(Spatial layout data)
* Begin *

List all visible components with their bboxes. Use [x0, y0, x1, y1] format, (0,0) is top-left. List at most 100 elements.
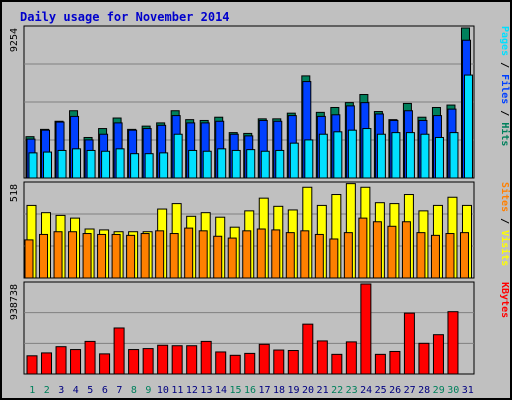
day-tick-label: 1	[29, 385, 35, 396]
bar-sites	[372, 221, 382, 279]
bar-sites	[300, 230, 310, 279]
bar-sites	[329, 238, 339, 279]
day-tick-label: 22	[331, 385, 343, 396]
bar-sites	[445, 233, 455, 279]
bar-sites	[459, 232, 469, 279]
bar-pages	[188, 149, 198, 179]
bar-pages	[304, 139, 314, 179]
bar-pages	[275, 149, 285, 179]
day-tick-label: 12	[186, 385, 198, 396]
bar-kbytes	[70, 349, 82, 375]
chart-title: Daily usage for November 2014	[20, 10, 230, 24]
bar-kbytes	[447, 311, 459, 375]
bar-kbytes	[157, 344, 169, 375]
legend-kbytes: KBytes	[499, 282, 510, 318]
y-axis-legend-2: Sites / Visits	[499, 182, 510, 266]
bar-pages	[246, 149, 256, 179]
bar-kbytes	[403, 312, 415, 375]
day-tick-label: 14	[215, 385, 227, 396]
day-tick-label: 11	[171, 385, 183, 396]
bar-pages	[405, 132, 415, 179]
bar-kbytes	[55, 346, 67, 375]
bar-kbytes	[302, 323, 314, 375]
y-axis-legend-3: KBytes	[499, 282, 510, 318]
bar-kbytes	[244, 352, 256, 375]
bar-kbytes	[331, 353, 343, 375]
day-tick-label: 4	[73, 385, 79, 396]
bar-pages	[449, 132, 459, 179]
bar-kbytes	[186, 345, 198, 375]
bar-kbytes	[418, 342, 430, 375]
day-tick-label: 21	[317, 385, 329, 396]
bar-pages	[420, 133, 430, 179]
day-tick-label: 29	[433, 385, 445, 396]
bar-kbytes	[128, 349, 140, 375]
bar-kbytes	[113, 327, 125, 375]
bar-sites	[39, 233, 49, 279]
bar-pages	[463, 74, 473, 179]
bar-sites	[111, 233, 121, 279]
bar-kbytes	[215, 351, 227, 375]
legend-sites: Sites	[499, 182, 510, 212]
legend-separator: /	[499, 104, 510, 122]
bar-sites	[314, 233, 324, 279]
bar-kbytes	[200, 340, 212, 375]
y-max-label-3: 938738	[9, 284, 20, 320]
bar-kbytes	[389, 350, 401, 375]
day-tick-label: 3	[58, 385, 64, 396]
day-tick-label: 6	[102, 385, 108, 396]
bar-sites	[140, 233, 150, 279]
bar-pages	[362, 128, 372, 179]
day-tick-label: 24	[360, 385, 372, 396]
bar-kbytes	[273, 349, 285, 375]
bar-sites	[169, 233, 179, 279]
bar-pages	[43, 151, 53, 179]
bar-sites	[285, 232, 295, 279]
bar-sites	[227, 237, 237, 279]
day-tick-label: 20	[302, 385, 314, 396]
bar-pages	[144, 153, 154, 179]
day-tick-label: 25	[375, 385, 387, 396]
bar-sites	[242, 230, 252, 279]
bar-sites	[24, 239, 34, 279]
day-tick-label: 15	[229, 385, 241, 396]
day-tick-label: 27	[404, 385, 416, 396]
bar-kbytes	[229, 354, 241, 375]
bar-kbytes	[84, 340, 96, 375]
bar-sites	[430, 234, 440, 279]
bar-kbytes	[432, 334, 444, 375]
bar-pages	[434, 136, 444, 179]
day-tick-label: 9	[145, 385, 151, 396]
bar-pages	[72, 148, 82, 179]
bar-pages	[391, 132, 401, 179]
y-max-label-1: 9254	[9, 28, 20, 52]
day-tick-label: 5	[87, 385, 93, 396]
bar-kbytes	[99, 353, 111, 375]
bar-sites	[126, 234, 136, 279]
bar-kbytes	[142, 348, 154, 375]
bar-sites	[213, 235, 223, 279]
bar-pages	[202, 150, 212, 179]
day-tick-label: 2	[44, 385, 50, 396]
legend-separator: /	[499, 56, 510, 74]
bar-kbytes	[345, 341, 357, 375]
bar-pages	[101, 150, 111, 179]
bar-kbytes	[374, 353, 386, 375]
bar-pages	[217, 148, 227, 179]
day-tick-label: 16	[244, 385, 256, 396]
bar-pages	[333, 131, 343, 179]
bar-sites	[271, 229, 281, 279]
bar-sites	[198, 230, 208, 279]
bar-kbytes	[26, 355, 38, 375]
bar-pages	[115, 148, 125, 179]
bar-pages	[28, 152, 38, 179]
bar-kbytes	[171, 345, 183, 375]
bar-pages	[159, 152, 169, 179]
day-tick-label: 19	[288, 385, 300, 396]
day-tick-label: 28	[418, 385, 430, 396]
bar-pages	[289, 142, 299, 179]
bar-kbytes	[316, 340, 328, 375]
legend-files: Files	[499, 74, 510, 104]
bar-sites	[53, 231, 63, 279]
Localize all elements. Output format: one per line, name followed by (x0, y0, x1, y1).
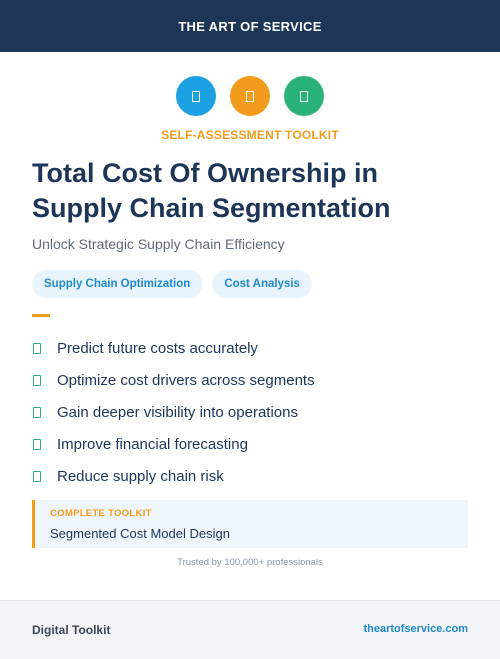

* End *

EXERCISE GOAL
Retype all of the entries above character for character, leaving out the pictures.

WORKED SOLUTION
List all visible components with their bboxes. Use [x0, y0, x1, y1] format, (0,0) is top-left. List at most 100 elements.
day-tick-label: 1	[29, 385, 35, 396]
bar-sites	[372, 221, 382, 279]
bar-sites	[300, 230, 310, 279]
bar-sites	[329, 238, 339, 279]
day-tick-label: 22	[331, 385, 343, 396]
bar-sites	[445, 233, 455, 279]
bar-sites	[459, 232, 469, 279]
bar-pages	[188, 149, 198, 179]
bar-pages	[304, 139, 314, 179]
bar-pages	[275, 149, 285, 179]
day-tick-label: 12	[186, 385, 198, 396]
bar-kbytes	[70, 349, 82, 375]
chart-title: Daily usage for November 2014	[20, 10, 230, 24]
bar-kbytes	[447, 311, 459, 375]
bar-kbytes	[157, 344, 169, 375]
legend-kbytes: KBytes	[499, 282, 510, 318]
y-axis-legend-2: Sites / Visits	[499, 182, 510, 266]
bar-pages	[246, 149, 256, 179]
bar-kbytes	[403, 312, 415, 375]
day-tick-label: 14	[215, 385, 227, 396]
day-tick-label: 11	[171, 385, 183, 396]
bar-pages	[405, 132, 415, 179]
bar-kbytes	[55, 346, 67, 375]
bar-kbytes	[302, 323, 314, 375]
y-axis-legend-3: KBytes	[499, 282, 510, 318]
bar-kbytes	[244, 352, 256, 375]
bar-kbytes	[331, 353, 343, 375]
day-tick-label: 4	[73, 385, 79, 396]
bar-pages	[449, 132, 459, 179]
bar-kbytes	[186, 345, 198, 375]
bar-kbytes	[418, 342, 430, 375]
day-tick-label: 21	[317, 385, 329, 396]
bar-pages	[420, 133, 430, 179]
day-tick-label: 29	[433, 385, 445, 396]
bar-kbytes	[128, 349, 140, 375]
bar-kbytes	[113, 327, 125, 375]
bar-sites	[39, 233, 49, 279]
bar-pages	[463, 74, 473, 179]
bar-sites	[111, 233, 121, 279]
bar-kbytes	[215, 351, 227, 375]
legend-sites: Sites	[499, 182, 510, 212]
legend-separator: /	[499, 104, 510, 122]
bar-sites	[314, 233, 324, 279]
bar-kbytes	[200, 340, 212, 375]
y-max-label-3: 938738	[9, 284, 20, 320]
bar-kbytes	[389, 350, 401, 375]
day-tick-label: 3	[58, 385, 64, 396]
day-tick-label: 6	[102, 385, 108, 396]
bar-sites	[140, 233, 150, 279]
bar-pages	[362, 128, 372, 179]
day-tick-label: 24	[360, 385, 372, 396]
bar-kbytes	[273, 349, 285, 375]
bar-sites	[169, 233, 179, 279]
bar-pages	[43, 151, 53, 179]
bar-sites	[285, 232, 295, 279]
bar-sites	[227, 237, 237, 279]
day-tick-label: 20	[302, 385, 314, 396]
bar-pages	[144, 153, 154, 179]
day-tick-label: 25	[375, 385, 387, 396]
bar-sites	[242, 230, 252, 279]
bar-sites	[24, 239, 34, 279]
day-tick-label: 15	[229, 385, 241, 396]
day-tick-label: 27	[404, 385, 416, 396]
bar-kbytes	[229, 354, 241, 375]
bar-kbytes	[84, 340, 96, 375]
bar-sites	[430, 234, 440, 279]
bar-kbytes	[432, 334, 444, 375]
bar-pages	[434, 136, 444, 179]
day-tick-label: 9	[145, 385, 151, 396]
bar-pages	[72, 148, 82, 179]
bar-pages	[391, 132, 401, 179]
y-max-label-1: 9254	[9, 28, 20, 52]
day-tick-label: 5	[87, 385, 93, 396]
bar-kbytes	[99, 353, 111, 375]
bar-sites	[126, 234, 136, 279]
bar-kbytes	[142, 348, 154, 375]
bar-sites	[213, 235, 223, 279]
bar-pages	[202, 150, 212, 179]
day-tick-label: 2	[44, 385, 50, 396]
legend-separator: /	[499, 56, 510, 74]
bar-kbytes	[345, 341, 357, 375]
bar-pages	[101, 150, 111, 179]
bar-kbytes	[374, 353, 386, 375]
bar-pages	[217, 148, 227, 179]
day-tick-label: 16	[244, 385, 256, 396]
bar-pages	[333, 131, 343, 179]
bar-sites	[271, 229, 281, 279]
bar-sites	[198, 230, 208, 279]
bar-kbytes	[26, 355, 38, 375]
bar-pages	[115, 148, 125, 179]
bar-pages	[28, 152, 38, 179]
bar-kbytes	[171, 345, 183, 375]
bar-pages	[159, 152, 169, 179]
day-tick-label: 19	[288, 385, 300, 396]
day-tick-label: 28	[418, 385, 430, 396]
bar-pages	[289, 142, 299, 179]
bar-kbytes	[316, 340, 328, 375]
legend-files: Files	[499, 74, 510, 104]
bar-sites	[53, 231, 63, 279]
Localize all elements. Output format: one per line, name followed by (x0, y0, x1, y1).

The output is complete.